**TASK TO CARRY OUT**
Restate the full set of records exactly, without adding or dropping a word.

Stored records
══════════

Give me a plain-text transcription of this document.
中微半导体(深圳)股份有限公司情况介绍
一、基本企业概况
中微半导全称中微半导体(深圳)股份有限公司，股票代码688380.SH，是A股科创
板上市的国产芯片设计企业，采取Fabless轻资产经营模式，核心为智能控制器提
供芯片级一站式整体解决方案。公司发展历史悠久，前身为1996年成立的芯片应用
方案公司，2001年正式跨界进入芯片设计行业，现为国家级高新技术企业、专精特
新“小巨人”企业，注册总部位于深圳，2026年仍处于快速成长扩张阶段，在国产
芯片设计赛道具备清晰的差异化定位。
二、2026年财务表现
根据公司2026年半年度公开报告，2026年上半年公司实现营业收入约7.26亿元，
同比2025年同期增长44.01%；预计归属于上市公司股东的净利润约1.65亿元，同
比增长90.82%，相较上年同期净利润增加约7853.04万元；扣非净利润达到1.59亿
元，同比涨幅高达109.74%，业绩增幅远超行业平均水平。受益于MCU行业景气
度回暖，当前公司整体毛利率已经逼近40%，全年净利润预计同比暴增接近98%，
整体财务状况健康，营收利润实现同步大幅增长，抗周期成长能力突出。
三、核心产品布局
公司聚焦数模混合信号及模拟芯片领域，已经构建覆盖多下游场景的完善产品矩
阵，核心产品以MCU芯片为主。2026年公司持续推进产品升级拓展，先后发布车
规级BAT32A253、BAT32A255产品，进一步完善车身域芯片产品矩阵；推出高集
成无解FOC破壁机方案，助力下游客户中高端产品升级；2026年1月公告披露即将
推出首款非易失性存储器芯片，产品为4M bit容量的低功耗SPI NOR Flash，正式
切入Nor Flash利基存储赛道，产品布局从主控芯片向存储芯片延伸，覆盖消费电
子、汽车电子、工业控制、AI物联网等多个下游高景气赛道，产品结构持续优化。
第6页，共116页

══════════

**OUTPUT FOR THIS EXERCISE**
Give me a plain-text transcription of this document.
中微半导体(深圳)股份有限公司情况介绍
一、基本企业概况
中微半导全称中微半导体(深圳)股份有限公司，股票代码688380.SH，是A股科创
板上市的国产芯片设计企业，采取Fabless轻资产经营模式，核心为智能控制器提
供芯片级一站式整体解决方案。公司发展历史悠久，前身为1996年成立的芯片应用
方案公司，2001年正式跨界进入芯片设计行业，现为国家级高新技术企业、专精特
新“小巨人”企业，注册总部位于深圳，2026年仍处于快速成长扩张阶段，在国产
芯片设计赛道具备清晰的差异化定位。
二、2026年财务表现
根据公司2026年半年度公开报告，2026年上半年公司实现营业收入约7.26亿元，
同比2025年同期增长44.01%；预计归属于上市公司股东的净利润约1.65亿元，同
比增长90.82%，相较上年同期净利润增加约7853.04万元；扣非净利润达到1.59亿
元，同比涨幅高达109.74%，业绩增幅远超行业平均水平。受益于MCU行业景气
度回暖，当前公司整体毛利率已经逼近40%，全年净利润预计同比暴增接近98%，
整体财务状况健康，营收利润实现同步大幅增长，抗周期成长能力突出。
三、核心产品布局
公司聚焦数模混合信号及模拟芯片领域，已经构建覆盖多下游场景的完善产品矩
阵，核心产品以MCU芯片为主。2026年公司持续推进产品升级拓展，先后发布车
规级BAT32A253、BAT32A255产品，进一步完善车身域芯片产品矩阵；推出高集
成无解FOC破壁机方案，助力下游客户中高端产品升级；2026年1月公告披露即将
推出首款非易失性存储器芯片，产品为4M bit容量的低功耗SPI NOR Flash，正式
切入Nor Flash利基存储赛道，产品布局从主控芯片向存储芯片延伸，覆盖消费电
子、汽车电子、工业控制、AI物联网等多个下游高景气赛道，产品结构持续优化。
第6页，共116页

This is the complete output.